▶ **SOURCE RECORDS**:
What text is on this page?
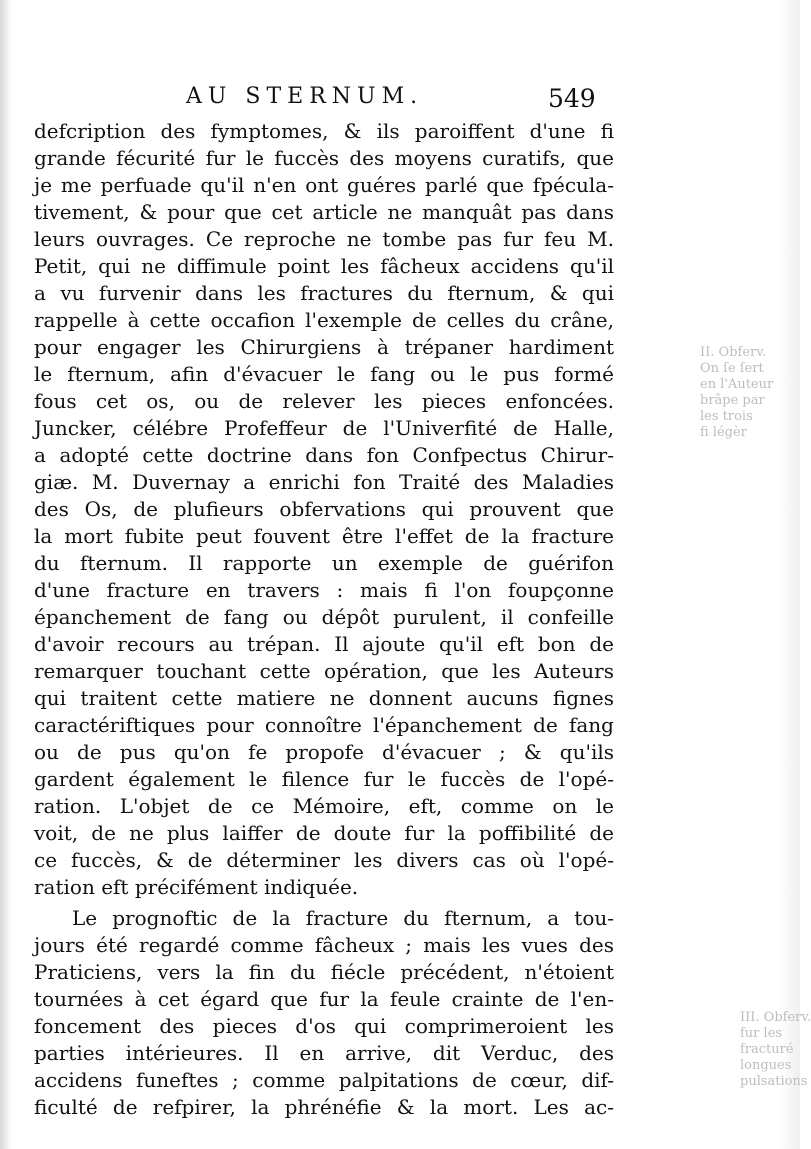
AU STERNUM.	549
defcription des fymptomes, & ils paroiffent d'une fi
grande fécurité fur le fuccès des moyens curatifs, que
je me perfuade qu'il n'en ont guéres parlé que fpécula-
tivement, & pour que cet article ne manquât pas dans
leurs ouvrages. Ce reproche ne tombe pas fur feu M.
Petit, qui ne diffimule point les fâcheux accidens qu'il
a vu furvenir dans les fractures du fternum, & qui
rappelle à cette occafion l'exemple de celles du crâne,
pour engager les Chirurgiens à trépaner hardiment
le fternum, afin d'évacuer le fang ou le pus formé
fous cet os, ou de relever les pieces enfoncées.
Juncker, célébre Profeffeur de l'Univerfité de Halle,
a adopté cette doctrine dans fon Confpectus Chirur-
giæ. M. Duvernay a enrichi fon Traité des Maladies
des Os, de plufieurs obfervations qui prouvent que
la mort fubite peut fouvent être l'effet de la fracture
du fternum. Il rapporte un exemple de guérifon
d'une fracture en travers : mais fi l'on foupçonne
épanchement de fang ou dépôt purulent, il confeille
d'avoir recours au trépan. Il ajoute qu'il eft bon de
remarquer touchant cette opération, que les Auteurs
qui traitent cette matiere ne donnent aucuns fignes
caractériftiques pour connoître l'épanchement de fang
ou de pus qu'on fe propofe d'évacuer ; & qu'ils
gardent également le filence fur le fuccès de l'opé-
ration. L'objet de ce Mémoire, eft, comme on le
voit, de ne plus laiffer de doute fur la poffibilité de
ce fuccès, & de déterminer les divers cas où l'opé-
ration eft précifément indiquée.
Le prognoftic de la fracture du fternum, a tou-
jours été regardé comme fâcheux ; mais les vues des
Praticiens, vers la fin du fiécle précédent, n'étoient
tournées à cet égard que fur la feule crainte de l'en-
foncement des pieces d'os qui comprimeroient les
parties intérieures. Il en arrive, dit Verduc, des
accidens funeftes ; comme palpitations de cœur, dif-
ficulté de refpirer, la phrénéfie & la mort. Les ac-
II. Obferv.
On ſe ſert
en l'Auteur
brâpe par
les trois
fi légèr
III. Obferv.
fur les
fracturé
longues
pulsations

▶ **YOUR GOAL**: From the data above, pick out each line containing "accidens" and copy it.

▶ **THE COMPLETED TASK**:
Petit, qui ne diffimule point les fâcheux accidens qu'il
accidens funeftes ; comme palpitations de cœur, dif-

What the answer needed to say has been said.